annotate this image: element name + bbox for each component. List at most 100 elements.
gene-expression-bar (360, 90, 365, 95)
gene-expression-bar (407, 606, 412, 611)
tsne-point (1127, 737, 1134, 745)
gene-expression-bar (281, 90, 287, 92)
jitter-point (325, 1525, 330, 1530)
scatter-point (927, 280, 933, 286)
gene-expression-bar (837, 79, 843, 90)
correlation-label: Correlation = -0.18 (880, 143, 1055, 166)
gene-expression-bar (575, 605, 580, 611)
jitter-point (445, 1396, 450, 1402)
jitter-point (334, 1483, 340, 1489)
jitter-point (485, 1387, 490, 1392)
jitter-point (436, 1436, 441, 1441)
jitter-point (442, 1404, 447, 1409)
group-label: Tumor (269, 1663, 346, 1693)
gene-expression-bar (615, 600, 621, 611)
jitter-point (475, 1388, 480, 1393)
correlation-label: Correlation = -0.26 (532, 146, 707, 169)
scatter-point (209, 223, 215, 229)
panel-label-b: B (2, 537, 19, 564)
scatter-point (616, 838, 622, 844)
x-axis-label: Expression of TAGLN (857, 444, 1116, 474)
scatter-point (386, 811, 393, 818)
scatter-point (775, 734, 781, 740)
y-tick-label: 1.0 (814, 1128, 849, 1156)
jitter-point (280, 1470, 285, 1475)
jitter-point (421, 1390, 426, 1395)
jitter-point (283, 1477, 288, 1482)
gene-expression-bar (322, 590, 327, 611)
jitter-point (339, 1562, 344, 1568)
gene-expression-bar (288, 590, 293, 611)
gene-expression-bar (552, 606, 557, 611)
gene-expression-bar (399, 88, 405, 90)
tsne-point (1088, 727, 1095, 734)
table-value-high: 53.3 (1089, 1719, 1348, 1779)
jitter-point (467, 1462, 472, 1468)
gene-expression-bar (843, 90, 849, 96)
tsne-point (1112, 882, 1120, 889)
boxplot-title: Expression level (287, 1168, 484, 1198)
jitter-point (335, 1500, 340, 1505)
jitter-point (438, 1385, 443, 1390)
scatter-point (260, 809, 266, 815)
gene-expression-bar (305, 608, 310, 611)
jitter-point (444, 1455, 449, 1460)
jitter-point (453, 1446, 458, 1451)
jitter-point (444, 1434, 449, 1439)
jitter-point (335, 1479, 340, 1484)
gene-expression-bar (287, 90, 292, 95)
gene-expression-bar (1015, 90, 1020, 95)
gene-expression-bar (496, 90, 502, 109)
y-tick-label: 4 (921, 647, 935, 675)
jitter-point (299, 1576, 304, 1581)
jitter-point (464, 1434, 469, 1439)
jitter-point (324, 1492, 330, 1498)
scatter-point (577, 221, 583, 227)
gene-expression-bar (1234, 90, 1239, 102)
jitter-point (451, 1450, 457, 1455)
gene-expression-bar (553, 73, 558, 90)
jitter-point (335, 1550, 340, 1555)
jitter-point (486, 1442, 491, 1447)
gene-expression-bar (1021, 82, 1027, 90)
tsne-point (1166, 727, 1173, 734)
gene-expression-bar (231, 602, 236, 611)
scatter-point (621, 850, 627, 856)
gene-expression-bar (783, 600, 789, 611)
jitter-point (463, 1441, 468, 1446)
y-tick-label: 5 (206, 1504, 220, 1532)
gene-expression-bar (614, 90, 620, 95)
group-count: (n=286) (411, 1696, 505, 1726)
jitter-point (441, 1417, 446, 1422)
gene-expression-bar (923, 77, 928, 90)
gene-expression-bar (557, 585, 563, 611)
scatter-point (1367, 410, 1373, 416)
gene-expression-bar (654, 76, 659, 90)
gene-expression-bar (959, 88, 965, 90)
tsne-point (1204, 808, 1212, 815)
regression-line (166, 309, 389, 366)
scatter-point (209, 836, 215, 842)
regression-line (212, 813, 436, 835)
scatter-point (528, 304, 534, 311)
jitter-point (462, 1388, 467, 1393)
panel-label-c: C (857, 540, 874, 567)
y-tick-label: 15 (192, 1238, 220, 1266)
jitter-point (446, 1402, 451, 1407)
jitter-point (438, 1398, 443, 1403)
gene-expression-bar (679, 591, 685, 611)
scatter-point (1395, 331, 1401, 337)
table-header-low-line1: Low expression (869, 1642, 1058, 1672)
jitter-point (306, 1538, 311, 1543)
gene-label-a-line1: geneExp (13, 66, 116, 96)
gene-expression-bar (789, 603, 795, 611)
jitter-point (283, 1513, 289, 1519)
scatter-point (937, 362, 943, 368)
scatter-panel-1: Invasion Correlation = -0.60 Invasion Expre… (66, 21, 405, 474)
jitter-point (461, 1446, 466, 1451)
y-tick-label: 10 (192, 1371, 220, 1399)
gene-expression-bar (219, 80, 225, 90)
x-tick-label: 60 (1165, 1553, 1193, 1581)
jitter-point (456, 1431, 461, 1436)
_ _ _ _
* **Your instructions**
Write every line of the material out again exactly.

* **Solved problem**
annotate this image: element name + bbox for each component. List at most 100 elements.
gene-expression-bar (360, 90, 365, 95)
gene-expression-bar (407, 606, 412, 611)
tsne-point (1127, 737, 1134, 745)
gene-expression-bar (281, 90, 287, 92)
jitter-point (325, 1525, 330, 1530)
scatter-point (927, 280, 933, 286)
gene-expression-bar (837, 79, 843, 90)
correlation-label: Correlation = -0.18 (880, 143, 1055, 166)
gene-expression-bar (575, 605, 580, 611)
jitter-point (445, 1396, 450, 1402)
jitter-point (334, 1483, 340, 1489)
jitter-point (485, 1387, 490, 1392)
jitter-point (436, 1436, 441, 1441)
jitter-point (442, 1404, 447, 1409)
group-label: Tumor (269, 1663, 346, 1693)
gene-expression-bar (615, 600, 621, 611)
jitter-point (475, 1388, 480, 1393)
correlation-label: Correlation = -0.26 (532, 146, 707, 169)
scatter-point (209, 223, 215, 229)
panel-label-b: B (2, 537, 19, 564)
scatter-point (616, 838, 622, 844)
x-axis-label: Expression of TAGLN (857, 444, 1116, 474)
scatter-point (386, 811, 393, 818)
scatter-point (775, 734, 781, 740)
y-tick-label: 1.0 (814, 1128, 849, 1156)
jitter-point (280, 1470, 285, 1475)
jitter-point (421, 1390, 426, 1395)
jitter-point (283, 1477, 288, 1482)
gene-expression-bar (322, 590, 327, 611)
jitter-point (339, 1562, 344, 1568)
gene-expression-bar (288, 590, 293, 611)
gene-expression-bar (552, 606, 557, 611)
gene-expression-bar (399, 88, 405, 90)
tsne-point (1088, 727, 1095, 734)
table-value-high: 53.3 (1089, 1719, 1348, 1779)
jitter-point (467, 1462, 472, 1468)
gene-expression-bar (843, 90, 849, 96)
tsne-point (1112, 882, 1120, 889)
boxplot-title: Expression level (287, 1168, 484, 1198)
jitter-point (335, 1500, 340, 1505)
jitter-point (438, 1385, 443, 1390)
scatter-point (260, 809, 266, 815)
gene-expression-bar (305, 608, 310, 611)
jitter-point (444, 1455, 449, 1460)
jitter-point (453, 1446, 458, 1451)
jitter-point (444, 1434, 449, 1439)
jitter-point (335, 1479, 340, 1484)
gene-expression-bar (287, 90, 292, 95)
gene-expression-bar (1015, 90, 1020, 95)
gene-expression-bar (496, 90, 502, 109)
y-tick-label: 4 (921, 647, 935, 675)
jitter-point (299, 1576, 304, 1581)
jitter-point (464, 1434, 469, 1439)
jitter-point (324, 1492, 330, 1498)
scatter-point (577, 221, 583, 227)
gene-expression-bar (1234, 90, 1239, 102)
jitter-point (451, 1450, 457, 1455)
gene-expression-bar (553, 73, 558, 90)
jitter-point (335, 1550, 340, 1555)
jitter-point (486, 1442, 491, 1447)
gene-expression-bar (1021, 82, 1027, 90)
tsne-point (1166, 727, 1173, 734)
gene-expression-bar (231, 602, 236, 611)
scatter-point (621, 850, 627, 856)
gene-expression-bar (783, 600, 789, 611)
jitter-point (463, 1441, 468, 1446)
y-tick-label: 5 (206, 1504, 220, 1532)
gene-expression-bar (614, 90, 620, 95)
group-count: (n=286) (411, 1696, 505, 1726)
jitter-point (441, 1417, 446, 1422)
gene-expression-bar (923, 77, 928, 90)
gene-expression-bar (557, 585, 563, 611)
scatter-point (1367, 410, 1373, 416)
gene-expression-bar (654, 76, 659, 90)
gene-expression-bar (959, 88, 965, 90)
tsne-point (1204, 808, 1212, 815)
regression-line (166, 309, 389, 366)
scatter-point (209, 836, 215, 842)
regression-line (212, 813, 436, 835)
scatter-point (528, 304, 534, 311)
jitter-point (462, 1388, 467, 1393)
panel-label-c: C (857, 540, 874, 567)
y-tick-label: 15 (192, 1238, 220, 1266)
jitter-point (446, 1402, 451, 1407)
jitter-point (438, 1398, 443, 1403)
gene-expression-bar (679, 591, 685, 611)
scatter-point (1395, 331, 1401, 337)
table-header-low-line1: Low expression (869, 1642, 1058, 1672)
jitter-point (306, 1538, 311, 1543)
gene-label-a-line1: geneExp (13, 66, 116, 96)
gene-expression-bar (789, 603, 795, 611)
jitter-point (283, 1513, 289, 1519)
scatter-point (937, 362, 943, 368)
scatter-panel-1: Invasion Correlation = -0.60 Invasion Expre… (66, 21, 405, 474)
jitter-point (461, 1446, 466, 1451)
y-tick-label: 10 (192, 1371, 220, 1399)
gene-expression-bar (219, 80, 225, 90)
x-tick-label: 60 (1165, 1553, 1193, 1581)
jitter-point (456, 1431, 461, 1436)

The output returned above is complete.